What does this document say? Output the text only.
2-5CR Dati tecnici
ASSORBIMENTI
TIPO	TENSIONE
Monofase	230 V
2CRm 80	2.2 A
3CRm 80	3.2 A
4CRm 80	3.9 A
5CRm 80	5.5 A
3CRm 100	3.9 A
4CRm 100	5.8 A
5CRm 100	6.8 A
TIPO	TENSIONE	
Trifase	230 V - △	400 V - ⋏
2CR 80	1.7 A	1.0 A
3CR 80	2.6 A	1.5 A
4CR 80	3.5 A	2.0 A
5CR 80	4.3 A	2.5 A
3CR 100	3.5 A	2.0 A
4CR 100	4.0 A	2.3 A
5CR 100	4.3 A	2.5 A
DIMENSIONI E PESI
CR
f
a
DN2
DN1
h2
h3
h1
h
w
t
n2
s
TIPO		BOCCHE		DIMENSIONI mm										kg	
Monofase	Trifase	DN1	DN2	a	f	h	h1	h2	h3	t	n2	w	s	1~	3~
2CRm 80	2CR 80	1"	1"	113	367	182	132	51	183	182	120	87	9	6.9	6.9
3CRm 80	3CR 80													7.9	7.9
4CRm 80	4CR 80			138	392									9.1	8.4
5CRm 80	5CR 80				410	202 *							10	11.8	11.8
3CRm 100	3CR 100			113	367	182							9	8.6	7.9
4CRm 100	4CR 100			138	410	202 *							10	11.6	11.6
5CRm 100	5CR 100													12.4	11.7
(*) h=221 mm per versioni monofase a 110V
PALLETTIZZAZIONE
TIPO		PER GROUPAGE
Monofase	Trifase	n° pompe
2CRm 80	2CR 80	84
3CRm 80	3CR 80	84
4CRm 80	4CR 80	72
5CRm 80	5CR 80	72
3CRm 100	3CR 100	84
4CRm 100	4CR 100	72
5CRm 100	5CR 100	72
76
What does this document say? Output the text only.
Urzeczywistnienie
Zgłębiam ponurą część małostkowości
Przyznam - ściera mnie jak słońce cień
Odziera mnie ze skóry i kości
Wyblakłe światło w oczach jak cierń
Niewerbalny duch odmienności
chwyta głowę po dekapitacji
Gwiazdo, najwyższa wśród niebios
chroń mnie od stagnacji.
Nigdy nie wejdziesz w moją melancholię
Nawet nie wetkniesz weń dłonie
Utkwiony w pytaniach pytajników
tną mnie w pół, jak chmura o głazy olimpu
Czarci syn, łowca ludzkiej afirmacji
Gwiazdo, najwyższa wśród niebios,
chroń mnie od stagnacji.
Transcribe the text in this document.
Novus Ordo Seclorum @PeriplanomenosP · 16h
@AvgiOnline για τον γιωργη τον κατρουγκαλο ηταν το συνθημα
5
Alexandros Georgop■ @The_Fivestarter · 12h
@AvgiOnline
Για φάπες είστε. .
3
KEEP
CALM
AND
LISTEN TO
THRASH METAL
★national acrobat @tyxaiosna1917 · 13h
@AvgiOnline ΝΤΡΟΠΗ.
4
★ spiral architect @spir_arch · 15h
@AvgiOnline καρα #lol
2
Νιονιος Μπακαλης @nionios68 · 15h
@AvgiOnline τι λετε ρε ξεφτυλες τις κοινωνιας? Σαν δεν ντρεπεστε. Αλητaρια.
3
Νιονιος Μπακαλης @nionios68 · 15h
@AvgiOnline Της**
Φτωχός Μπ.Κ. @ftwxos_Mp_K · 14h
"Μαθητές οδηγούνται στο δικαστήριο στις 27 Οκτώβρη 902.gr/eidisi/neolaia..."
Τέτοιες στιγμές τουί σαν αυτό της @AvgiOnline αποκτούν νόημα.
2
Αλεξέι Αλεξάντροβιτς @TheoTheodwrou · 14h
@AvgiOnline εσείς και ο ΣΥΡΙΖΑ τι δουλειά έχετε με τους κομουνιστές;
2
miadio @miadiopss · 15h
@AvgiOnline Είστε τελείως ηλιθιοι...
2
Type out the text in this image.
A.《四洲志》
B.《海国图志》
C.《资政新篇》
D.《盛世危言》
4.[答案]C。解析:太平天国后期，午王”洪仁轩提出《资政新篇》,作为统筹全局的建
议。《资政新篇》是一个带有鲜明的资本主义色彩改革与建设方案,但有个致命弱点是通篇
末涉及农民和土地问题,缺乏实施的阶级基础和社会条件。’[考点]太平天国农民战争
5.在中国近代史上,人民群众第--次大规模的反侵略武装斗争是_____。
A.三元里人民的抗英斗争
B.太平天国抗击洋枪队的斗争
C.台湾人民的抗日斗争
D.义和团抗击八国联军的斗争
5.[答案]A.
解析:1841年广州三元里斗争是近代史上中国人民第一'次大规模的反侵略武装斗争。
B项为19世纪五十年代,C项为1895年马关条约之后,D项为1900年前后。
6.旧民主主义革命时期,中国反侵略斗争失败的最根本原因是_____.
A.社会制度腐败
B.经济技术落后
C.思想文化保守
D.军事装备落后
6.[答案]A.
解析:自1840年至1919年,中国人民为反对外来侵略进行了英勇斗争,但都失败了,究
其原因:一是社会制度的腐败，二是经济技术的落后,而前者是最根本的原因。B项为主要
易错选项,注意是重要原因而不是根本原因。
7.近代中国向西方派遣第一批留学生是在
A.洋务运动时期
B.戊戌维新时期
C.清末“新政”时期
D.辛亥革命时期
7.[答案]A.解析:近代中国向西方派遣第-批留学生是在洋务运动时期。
::::::
**Problem**
From the preceding material, extract every line exactly.

**Output for this task**
What does this document say? Output the text only.
2-5CR Dati tecnici
ASSORBIMENTI
TIPO	TENSIONE
Monofase	230 V
2CRm 80	2.2 A
3CRm 80	3.2 A
4CRm 80	3.9 A
5CRm 80	5.5 A
3CRm 100	3.9 A
4CRm 100	5.8 A
5CRm 100	6.8 A
TIPO	TENSIONE	
Trifase	230 V - △	400 V - ⋏
2CR 80	1.7 A	1.0 A
3CR 80	2.6 A	1.5 A
4CR 80	3.5 A	2.0 A
5CR 80	4.3 A	2.5 A
3CR 100	3.5 A	2.0 A
4CR 100	4.0 A	2.3 A
5CR 100	4.3 A	2.5 A
DIMENSIONI E PESI
CR
f
a
DN2
DN1
h2
h3
h1
h
w
t
n2
s
TIPO		BOCCHE		DIMENSIONI mm										kg	
Monofase	Trifase	DN1	DN2	a	f	h	h1	h2	h3	t	n2	w	s	1~	3~
2CRm 80	2CR 80	1"	1"	113	367	182	132	51	183	182	120	87	9	6.9	6.9
3CRm 80	3CR 80													7.9	7.9
4CRm 80	4CR 80			138	392									9.1	8.4
5CRm 80	5CR 80				410	202 *							10	11.8	11.8
3CRm 100	3CR 100			113	367	182							9	8.6	7.9
4CRm 100	4CR 100			138	410	202 *							10	11.6	11.6
5CRm 100	5CR 100													12.4	11.7
(*) h=221 mm per versioni monofase a 110V
PALLETTIZZAZIONE
TIPO		PER GROUPAGE
Monofase	Trifase	n° pompe
2CRm 80	2CR 80	84
3CRm 80	3CR 80	84
4CRm 80	4CR 80	72
5CRm 80	5CR 80	72
3CRm 100	3CR 100	84
4CRm 100	4CR 100	72
5CRm 100	5CR 100	72
76
What does this document say? Output the text only.
Urzeczywistnienie
Zgłębiam ponurą część małostkowości
Przyznam - ściera mnie jak słońce cień
Odziera mnie ze skóry i kości
Wyblakłe światło w oczach jak cierń
Niewerbalny duch odmienności
chwyta głowę po dekapitacji
Gwiazdo, najwyższa wśród niebios
chroń mnie od stagnacji.
Nigdy nie wejdziesz w moją melancholię
Nawet nie wetkniesz weń dłonie
Utkwiony w pytaniach pytajników
tną mnie w pół, jak chmura o głazy olimpu
Czarci syn, łowca ludzkiej afirmacji
Gwiazdo, najwyższa wśród niebios,
chroń mnie od stagnacji.
Transcribe the text in this document.
Novus Ordo Seclorum @PeriplanomenosP · 16h
@AvgiOnline για τον γιωργη τον κατρουγκαλο ηταν το συνθημα
5
Alexandros Georgop■ @The_Fivestarter · 12h
@AvgiOnline
Για φάπες είστε. .
3
KEEP
CALM
AND
LISTEN TO
THRASH METAL
★national acrobat @tyxaiosna1917 · 13h
@AvgiOnline ΝΤΡΟΠΗ.
4
★ spiral architect @spir_arch · 15h
@AvgiOnline καρα #lol
2
Νιονιος Μπακαλης @nionios68 · 15h
@AvgiOnline τι λετε ρε ξεφτυλες τις κοινωνιας? Σαν δεν ντρεπεστε. Αλητaρια.
3
Νιονιος Μπακαλης @nionios68 · 15h
@AvgiOnline Της**
Φτωχός Μπ.Κ. @ftwxos_Mp_K · 14h
"Μαθητές οδηγούνται στο δικαστήριο στις 27 Οκτώβρη 902.gr/eidisi/neolaia..."
Τέτοιες στιγμές τουί σαν αυτό της @AvgiOnline αποκτούν νόημα.
2
Αλεξέι Αλεξάντροβιτς @TheoTheodwrou · 14h
@AvgiOnline εσείς και ο ΣΥΡΙΖΑ τι δουλειά έχετε με τους κομουνιστές;
2
miadio @miadiopss · 15h
@AvgiOnline Είστε τελείως ηλιθιοι...
2
Type out the text in this image.
A.《四洲志》
B.《海国图志》
C.《资政新篇》
D.《盛世危言》
4.[答案]C。解析:太平天国后期，午王”洪仁轩提出《资政新篇》,作为统筹全局的建
议。《资政新篇》是一个带有鲜明的资本主义色彩改革与建设方案,但有个致命弱点是通篇
末涉及农民和土地问题,缺乏实施的阶级基础和社会条件。’[考点]太平天国农民战争
5.在中国近代史上,人民群众第--次大规模的反侵略武装斗争是_____。
A.三元里人民的抗英斗争
B.太平天国抗击洋枪队的斗争
C.台湾人民的抗日斗争
D.义和团抗击八国联军的斗争
5.[答案]A.
解析:1841年广州三元里斗争是近代史上中国人民第一'次大规模的反侵略武装斗争。
B项为19世纪五十年代,C项为1895年马关条约之后,D项为1900年前后。
6.旧民主主义革命时期,中国反侵略斗争失败的最根本原因是_____.
A.社会制度腐败
B.经济技术落后
C.思想文化保守
D.军事装备落后
6.[答案]A.
解析:自1840年至1919年,中国人民为反对外来侵略进行了英勇斗争,但都失败了,究
其原因:一是社会制度的腐败，二是经济技术的落后,而前者是最根本的原因。B项为主要
易错选项,注意是重要原因而不是根本原因。
7.近代中国向西方派遣第一批留学生是在
A.洋务运动时期
B.戊戌维新时期
C.清末“新政”时期
D.辛亥革命时期
7.[答案]A.解析:近代中国向西方派遣第-批留学生是在洋务运动时期。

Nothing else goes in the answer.